• _SET EXERCISE_:
Return all lines with the word "current" in them.
* start DATA SUPPLIED *
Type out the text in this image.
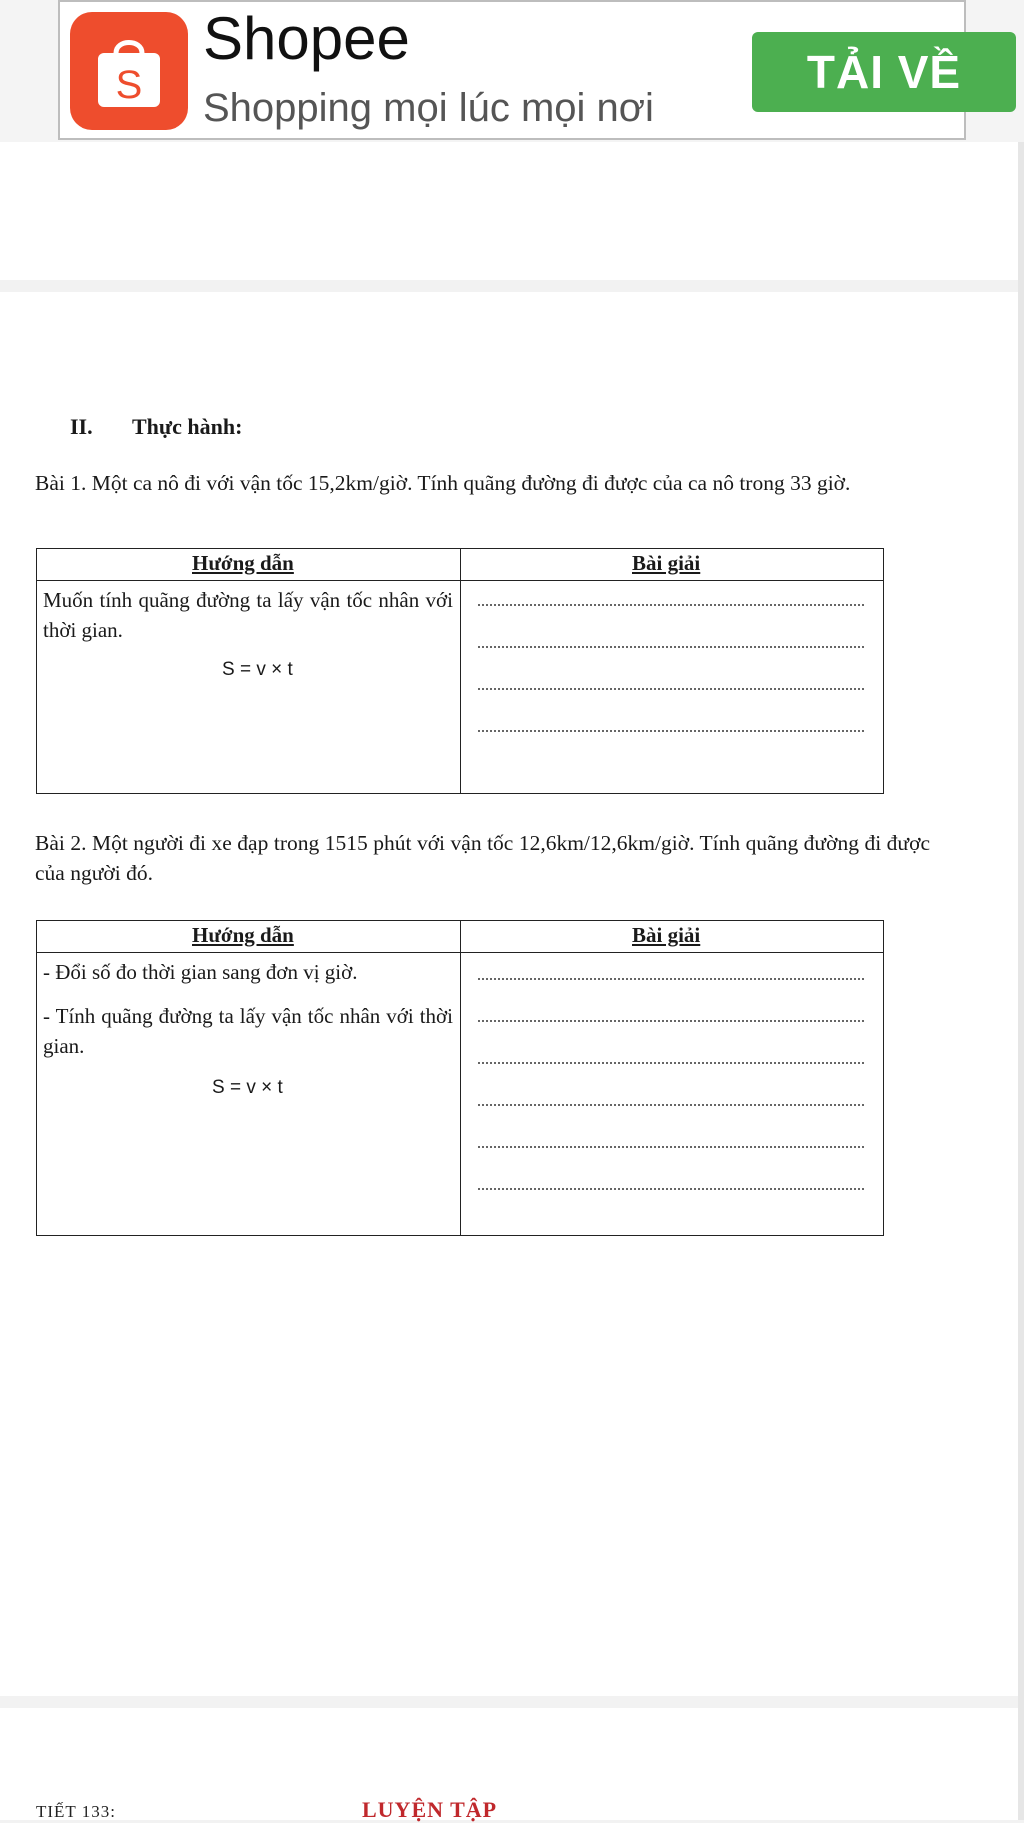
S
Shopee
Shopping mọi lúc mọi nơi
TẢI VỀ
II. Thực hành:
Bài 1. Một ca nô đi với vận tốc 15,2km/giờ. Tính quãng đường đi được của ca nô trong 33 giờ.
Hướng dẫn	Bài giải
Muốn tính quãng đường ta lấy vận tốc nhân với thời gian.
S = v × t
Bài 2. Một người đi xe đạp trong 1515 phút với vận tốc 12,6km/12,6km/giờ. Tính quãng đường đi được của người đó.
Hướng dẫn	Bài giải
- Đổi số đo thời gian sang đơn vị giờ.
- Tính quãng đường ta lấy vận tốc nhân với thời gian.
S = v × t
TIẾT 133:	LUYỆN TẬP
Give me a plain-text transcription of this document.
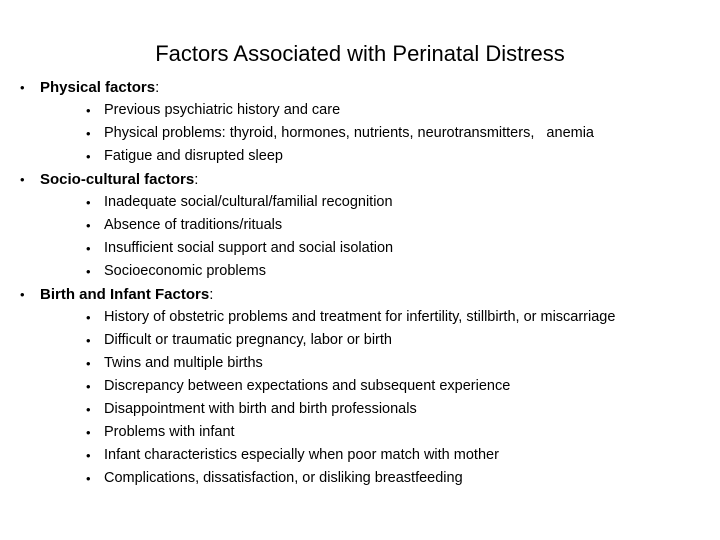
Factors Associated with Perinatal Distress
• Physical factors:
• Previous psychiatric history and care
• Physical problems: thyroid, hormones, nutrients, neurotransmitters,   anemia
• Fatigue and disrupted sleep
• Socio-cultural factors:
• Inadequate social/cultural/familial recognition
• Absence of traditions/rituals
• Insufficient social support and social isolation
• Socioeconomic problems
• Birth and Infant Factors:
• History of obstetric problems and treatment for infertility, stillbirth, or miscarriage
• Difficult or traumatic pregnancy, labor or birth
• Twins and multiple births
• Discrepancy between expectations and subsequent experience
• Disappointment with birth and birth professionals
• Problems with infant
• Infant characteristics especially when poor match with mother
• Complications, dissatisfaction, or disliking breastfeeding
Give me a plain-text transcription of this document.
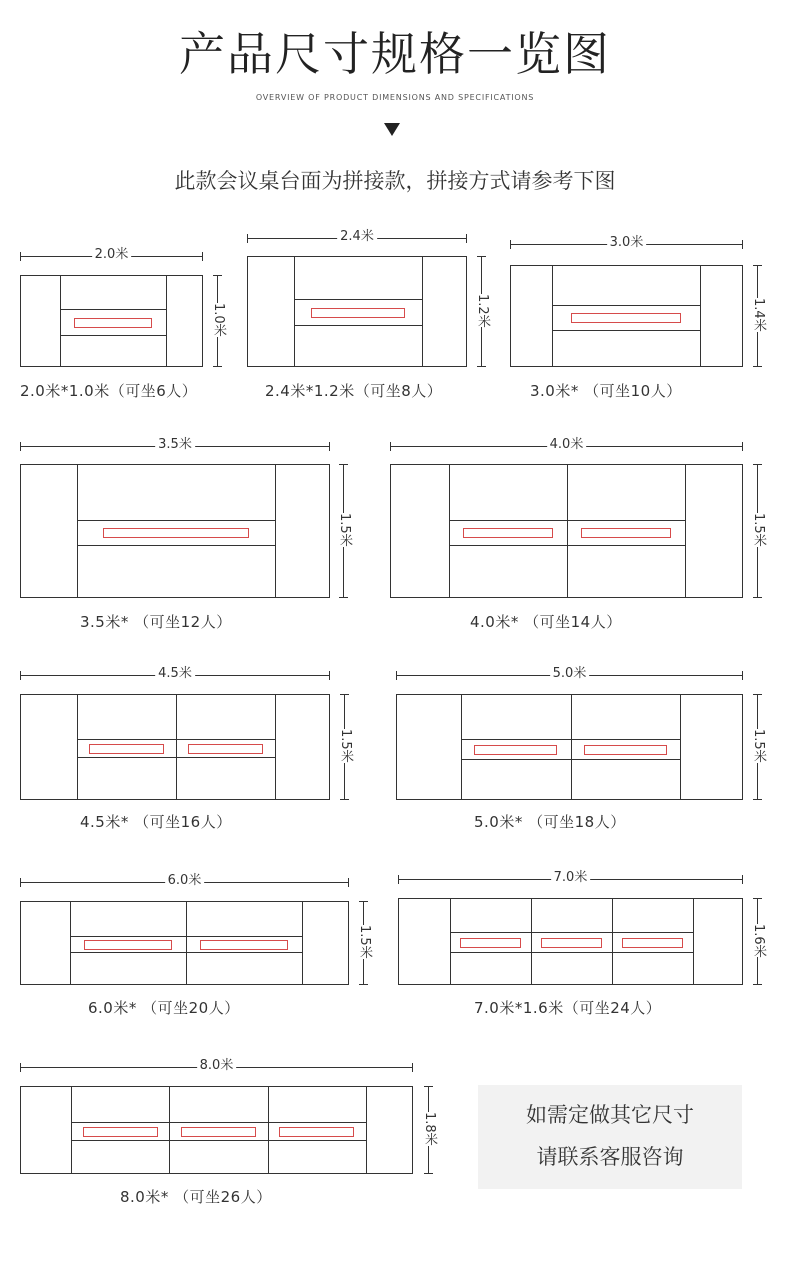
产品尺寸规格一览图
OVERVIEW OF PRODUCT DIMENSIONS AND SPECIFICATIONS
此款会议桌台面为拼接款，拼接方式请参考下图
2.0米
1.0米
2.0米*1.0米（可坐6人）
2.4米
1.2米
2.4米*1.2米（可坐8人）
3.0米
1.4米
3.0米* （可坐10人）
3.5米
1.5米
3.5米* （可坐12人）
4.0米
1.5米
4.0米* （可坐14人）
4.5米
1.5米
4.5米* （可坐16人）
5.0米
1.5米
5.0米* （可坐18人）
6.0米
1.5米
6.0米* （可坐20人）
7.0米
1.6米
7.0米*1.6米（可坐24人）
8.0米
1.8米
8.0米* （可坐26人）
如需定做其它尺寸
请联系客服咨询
* end DATA SUPPLIED *
* start DATA SUPPLIED *
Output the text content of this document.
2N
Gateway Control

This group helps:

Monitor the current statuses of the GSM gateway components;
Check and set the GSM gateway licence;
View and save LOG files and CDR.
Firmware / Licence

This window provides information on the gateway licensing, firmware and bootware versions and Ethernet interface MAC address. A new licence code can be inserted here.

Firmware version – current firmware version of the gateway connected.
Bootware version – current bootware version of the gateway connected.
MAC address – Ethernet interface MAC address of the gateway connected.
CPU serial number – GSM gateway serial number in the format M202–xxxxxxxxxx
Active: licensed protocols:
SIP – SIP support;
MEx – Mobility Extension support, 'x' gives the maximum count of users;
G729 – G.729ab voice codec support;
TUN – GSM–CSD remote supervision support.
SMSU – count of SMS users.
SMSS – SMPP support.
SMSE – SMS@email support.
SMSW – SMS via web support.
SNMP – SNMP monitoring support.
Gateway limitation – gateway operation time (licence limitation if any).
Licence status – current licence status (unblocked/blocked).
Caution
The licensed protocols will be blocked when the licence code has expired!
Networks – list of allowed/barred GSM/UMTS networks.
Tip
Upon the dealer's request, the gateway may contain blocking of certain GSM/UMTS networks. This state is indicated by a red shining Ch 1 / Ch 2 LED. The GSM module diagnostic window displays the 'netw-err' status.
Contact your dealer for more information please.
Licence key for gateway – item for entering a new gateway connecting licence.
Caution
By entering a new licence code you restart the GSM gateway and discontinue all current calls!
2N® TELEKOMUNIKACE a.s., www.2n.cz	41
* end DATA SUPPLIED *
* start DATA SUPPLIED *
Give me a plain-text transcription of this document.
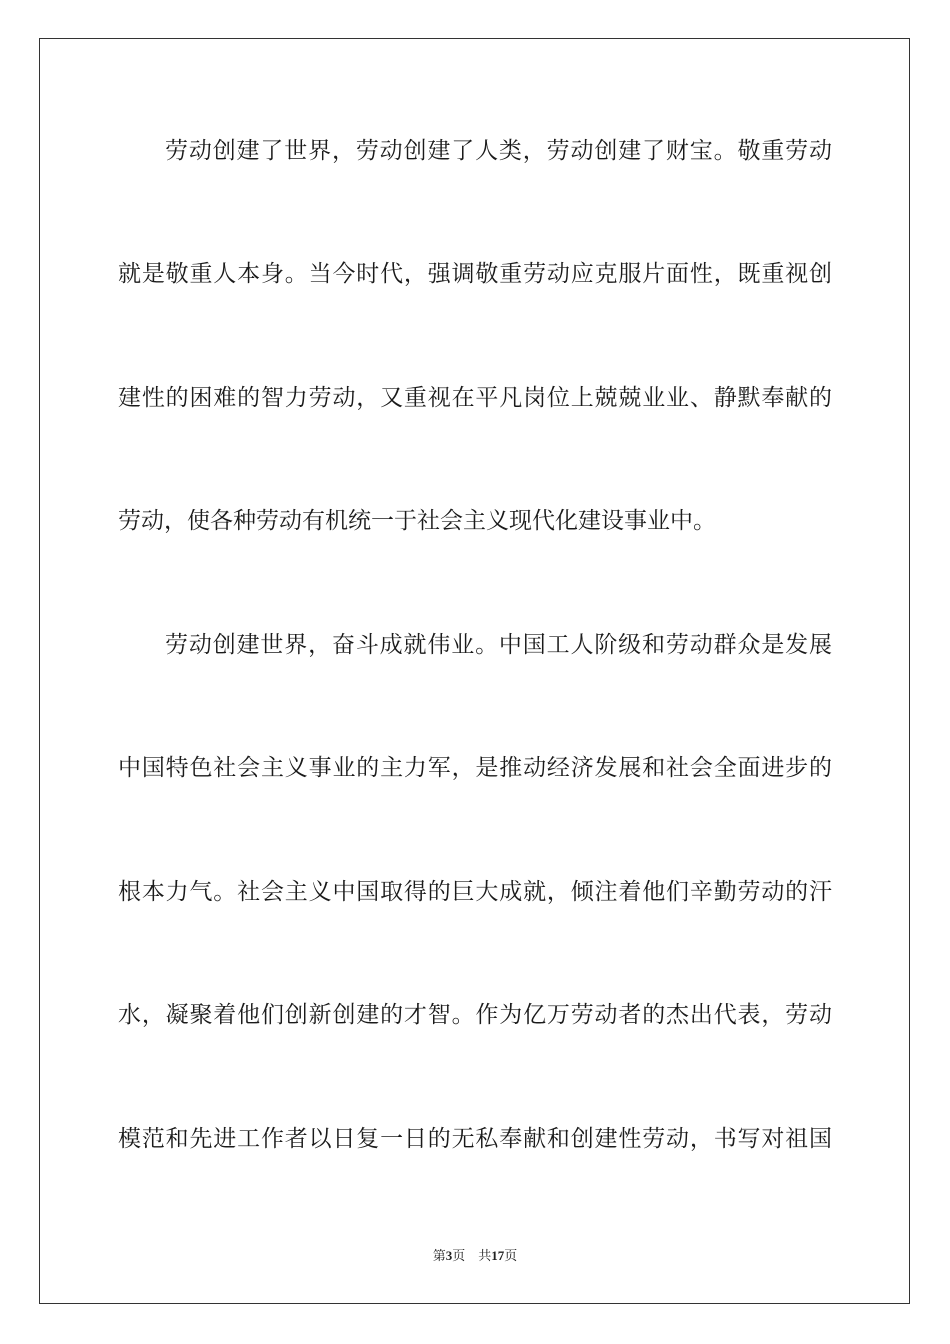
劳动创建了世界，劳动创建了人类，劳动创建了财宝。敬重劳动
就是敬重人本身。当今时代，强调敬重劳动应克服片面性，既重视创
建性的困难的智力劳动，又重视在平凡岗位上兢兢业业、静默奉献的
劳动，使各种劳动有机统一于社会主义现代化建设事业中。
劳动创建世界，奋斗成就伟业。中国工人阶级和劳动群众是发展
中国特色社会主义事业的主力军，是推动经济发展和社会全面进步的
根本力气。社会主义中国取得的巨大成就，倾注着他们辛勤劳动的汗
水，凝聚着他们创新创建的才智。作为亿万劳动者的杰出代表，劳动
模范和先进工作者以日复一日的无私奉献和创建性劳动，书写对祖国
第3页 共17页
* end DATA SUPPLIED *
• _SOLUTION BELOW_:
Monitor the current statuses of the GSM gateway components;
Firmware version – current firmware version of the gateway connected.
Bootware version – current bootware version of the gateway connected.
Licence status – current licence status (unblocked/blocked).
By entering a new licence code you restart the GSM gateway and discontinue all current calls!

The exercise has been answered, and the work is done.